**Given exercise:** Of all the lines in the records, how many hold the word "Prevalence"? Answer with the number only.

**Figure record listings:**

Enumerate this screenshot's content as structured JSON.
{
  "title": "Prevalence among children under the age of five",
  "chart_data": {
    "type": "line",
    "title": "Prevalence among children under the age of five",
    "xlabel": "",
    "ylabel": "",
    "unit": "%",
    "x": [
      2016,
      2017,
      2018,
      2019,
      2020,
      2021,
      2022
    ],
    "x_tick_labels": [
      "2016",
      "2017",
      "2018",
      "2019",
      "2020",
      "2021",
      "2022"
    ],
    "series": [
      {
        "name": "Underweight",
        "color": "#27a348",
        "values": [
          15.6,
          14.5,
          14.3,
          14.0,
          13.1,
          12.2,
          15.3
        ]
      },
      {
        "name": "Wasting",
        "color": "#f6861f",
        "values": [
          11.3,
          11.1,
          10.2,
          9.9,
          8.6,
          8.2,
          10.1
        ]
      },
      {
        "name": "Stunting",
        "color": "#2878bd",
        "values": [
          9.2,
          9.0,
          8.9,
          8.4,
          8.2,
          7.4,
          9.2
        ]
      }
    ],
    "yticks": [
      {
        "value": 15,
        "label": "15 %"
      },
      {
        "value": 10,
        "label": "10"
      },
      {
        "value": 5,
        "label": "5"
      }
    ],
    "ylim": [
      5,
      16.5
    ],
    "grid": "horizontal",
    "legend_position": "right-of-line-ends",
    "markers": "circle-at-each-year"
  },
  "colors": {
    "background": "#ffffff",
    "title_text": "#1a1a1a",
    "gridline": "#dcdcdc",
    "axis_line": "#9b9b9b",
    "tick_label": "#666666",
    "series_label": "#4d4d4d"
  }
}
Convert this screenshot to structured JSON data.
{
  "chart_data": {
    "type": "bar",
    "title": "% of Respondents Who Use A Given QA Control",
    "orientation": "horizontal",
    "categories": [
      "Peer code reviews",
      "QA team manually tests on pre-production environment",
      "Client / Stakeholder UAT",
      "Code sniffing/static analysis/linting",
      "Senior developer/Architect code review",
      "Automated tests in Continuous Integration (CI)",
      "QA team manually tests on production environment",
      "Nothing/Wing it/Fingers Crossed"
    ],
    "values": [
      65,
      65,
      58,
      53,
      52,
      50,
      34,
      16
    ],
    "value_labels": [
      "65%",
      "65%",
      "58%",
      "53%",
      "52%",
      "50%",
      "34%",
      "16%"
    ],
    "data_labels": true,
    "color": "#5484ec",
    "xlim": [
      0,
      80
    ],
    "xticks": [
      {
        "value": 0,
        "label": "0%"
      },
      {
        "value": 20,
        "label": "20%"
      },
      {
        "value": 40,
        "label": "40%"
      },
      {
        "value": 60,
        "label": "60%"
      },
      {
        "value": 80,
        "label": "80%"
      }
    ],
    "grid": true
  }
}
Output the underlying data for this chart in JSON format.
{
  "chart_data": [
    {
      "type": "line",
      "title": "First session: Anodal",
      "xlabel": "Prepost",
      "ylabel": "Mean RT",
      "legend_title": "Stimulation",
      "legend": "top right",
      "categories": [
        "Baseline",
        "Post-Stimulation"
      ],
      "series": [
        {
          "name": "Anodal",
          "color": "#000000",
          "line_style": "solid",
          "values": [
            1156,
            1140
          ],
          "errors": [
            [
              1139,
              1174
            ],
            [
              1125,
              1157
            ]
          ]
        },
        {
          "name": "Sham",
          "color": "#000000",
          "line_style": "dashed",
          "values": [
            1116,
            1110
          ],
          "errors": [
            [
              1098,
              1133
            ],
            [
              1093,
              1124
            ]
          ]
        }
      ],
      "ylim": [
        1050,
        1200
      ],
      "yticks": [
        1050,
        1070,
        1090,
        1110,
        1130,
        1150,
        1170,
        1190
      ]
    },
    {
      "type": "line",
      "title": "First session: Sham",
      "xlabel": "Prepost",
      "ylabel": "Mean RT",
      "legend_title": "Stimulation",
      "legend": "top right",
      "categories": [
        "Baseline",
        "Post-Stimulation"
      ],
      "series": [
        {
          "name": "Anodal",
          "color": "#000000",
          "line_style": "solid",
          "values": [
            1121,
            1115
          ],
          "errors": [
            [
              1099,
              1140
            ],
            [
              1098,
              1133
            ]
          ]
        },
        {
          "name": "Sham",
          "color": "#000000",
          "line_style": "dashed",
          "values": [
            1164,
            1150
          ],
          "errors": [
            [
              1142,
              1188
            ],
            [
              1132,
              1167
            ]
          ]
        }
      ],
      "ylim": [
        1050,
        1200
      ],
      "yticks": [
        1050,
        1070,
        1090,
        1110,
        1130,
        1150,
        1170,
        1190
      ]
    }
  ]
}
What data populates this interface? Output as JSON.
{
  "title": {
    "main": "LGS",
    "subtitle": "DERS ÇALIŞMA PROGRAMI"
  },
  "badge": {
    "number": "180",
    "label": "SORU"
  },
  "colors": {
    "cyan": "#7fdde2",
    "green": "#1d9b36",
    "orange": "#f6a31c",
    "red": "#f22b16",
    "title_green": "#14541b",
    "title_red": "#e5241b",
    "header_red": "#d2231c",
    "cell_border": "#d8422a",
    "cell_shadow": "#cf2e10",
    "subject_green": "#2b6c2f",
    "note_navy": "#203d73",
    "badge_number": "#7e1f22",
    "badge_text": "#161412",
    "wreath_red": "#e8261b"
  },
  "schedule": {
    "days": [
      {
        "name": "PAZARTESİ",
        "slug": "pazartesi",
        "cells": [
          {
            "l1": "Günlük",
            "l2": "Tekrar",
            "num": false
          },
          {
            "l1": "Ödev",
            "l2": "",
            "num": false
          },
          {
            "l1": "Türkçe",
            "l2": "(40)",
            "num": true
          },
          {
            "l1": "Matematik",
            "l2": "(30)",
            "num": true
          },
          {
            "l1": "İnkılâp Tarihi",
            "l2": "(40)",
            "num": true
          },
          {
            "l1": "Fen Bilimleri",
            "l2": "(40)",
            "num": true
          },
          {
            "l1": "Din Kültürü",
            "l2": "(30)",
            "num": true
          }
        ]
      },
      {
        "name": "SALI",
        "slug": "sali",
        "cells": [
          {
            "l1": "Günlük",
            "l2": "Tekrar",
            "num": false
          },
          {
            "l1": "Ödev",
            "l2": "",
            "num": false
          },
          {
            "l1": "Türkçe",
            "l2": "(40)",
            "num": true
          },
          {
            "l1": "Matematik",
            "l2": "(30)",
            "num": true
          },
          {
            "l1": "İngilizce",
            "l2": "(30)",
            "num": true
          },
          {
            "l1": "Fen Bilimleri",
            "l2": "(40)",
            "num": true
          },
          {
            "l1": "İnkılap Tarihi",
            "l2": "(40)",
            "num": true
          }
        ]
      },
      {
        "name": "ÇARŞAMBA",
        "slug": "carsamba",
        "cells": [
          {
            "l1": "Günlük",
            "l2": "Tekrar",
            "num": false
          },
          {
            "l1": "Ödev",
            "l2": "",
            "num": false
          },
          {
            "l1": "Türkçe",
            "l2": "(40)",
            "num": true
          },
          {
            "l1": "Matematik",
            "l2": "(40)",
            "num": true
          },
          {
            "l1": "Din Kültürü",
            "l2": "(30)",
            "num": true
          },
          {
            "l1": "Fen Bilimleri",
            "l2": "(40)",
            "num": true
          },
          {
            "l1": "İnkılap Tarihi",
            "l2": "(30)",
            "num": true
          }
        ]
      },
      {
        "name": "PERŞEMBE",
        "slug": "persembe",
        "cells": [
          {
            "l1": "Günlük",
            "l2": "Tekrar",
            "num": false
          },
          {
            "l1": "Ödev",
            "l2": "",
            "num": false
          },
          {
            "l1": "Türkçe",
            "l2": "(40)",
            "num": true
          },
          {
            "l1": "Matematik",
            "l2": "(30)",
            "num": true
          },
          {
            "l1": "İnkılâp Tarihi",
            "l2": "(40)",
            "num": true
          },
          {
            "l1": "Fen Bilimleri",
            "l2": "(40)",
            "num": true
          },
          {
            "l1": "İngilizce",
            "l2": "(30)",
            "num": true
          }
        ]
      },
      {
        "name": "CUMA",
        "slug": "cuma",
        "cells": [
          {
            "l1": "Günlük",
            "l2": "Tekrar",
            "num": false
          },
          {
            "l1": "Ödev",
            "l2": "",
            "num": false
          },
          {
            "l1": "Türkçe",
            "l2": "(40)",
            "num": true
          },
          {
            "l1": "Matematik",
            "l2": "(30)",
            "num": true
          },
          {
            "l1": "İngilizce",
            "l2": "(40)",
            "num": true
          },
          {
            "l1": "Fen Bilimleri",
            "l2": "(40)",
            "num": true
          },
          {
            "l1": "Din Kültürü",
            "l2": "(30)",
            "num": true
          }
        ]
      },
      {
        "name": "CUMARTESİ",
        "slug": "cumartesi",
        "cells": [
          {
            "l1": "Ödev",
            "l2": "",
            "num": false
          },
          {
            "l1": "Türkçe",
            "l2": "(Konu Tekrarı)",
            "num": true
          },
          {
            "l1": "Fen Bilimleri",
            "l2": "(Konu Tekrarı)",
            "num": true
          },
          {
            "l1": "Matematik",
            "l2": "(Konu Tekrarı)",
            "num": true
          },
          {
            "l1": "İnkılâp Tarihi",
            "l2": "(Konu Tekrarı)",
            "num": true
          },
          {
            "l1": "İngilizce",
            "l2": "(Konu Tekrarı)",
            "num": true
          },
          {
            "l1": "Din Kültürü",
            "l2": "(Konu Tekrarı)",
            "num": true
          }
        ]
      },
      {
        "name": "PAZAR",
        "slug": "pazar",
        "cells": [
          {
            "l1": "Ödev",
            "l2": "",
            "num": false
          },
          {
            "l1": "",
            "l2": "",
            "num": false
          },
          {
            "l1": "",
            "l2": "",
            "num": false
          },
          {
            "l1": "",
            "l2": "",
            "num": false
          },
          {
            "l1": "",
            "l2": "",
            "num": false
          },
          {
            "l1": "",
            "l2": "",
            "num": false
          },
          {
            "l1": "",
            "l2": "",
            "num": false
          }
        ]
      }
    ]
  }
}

**Finished exercise:** 2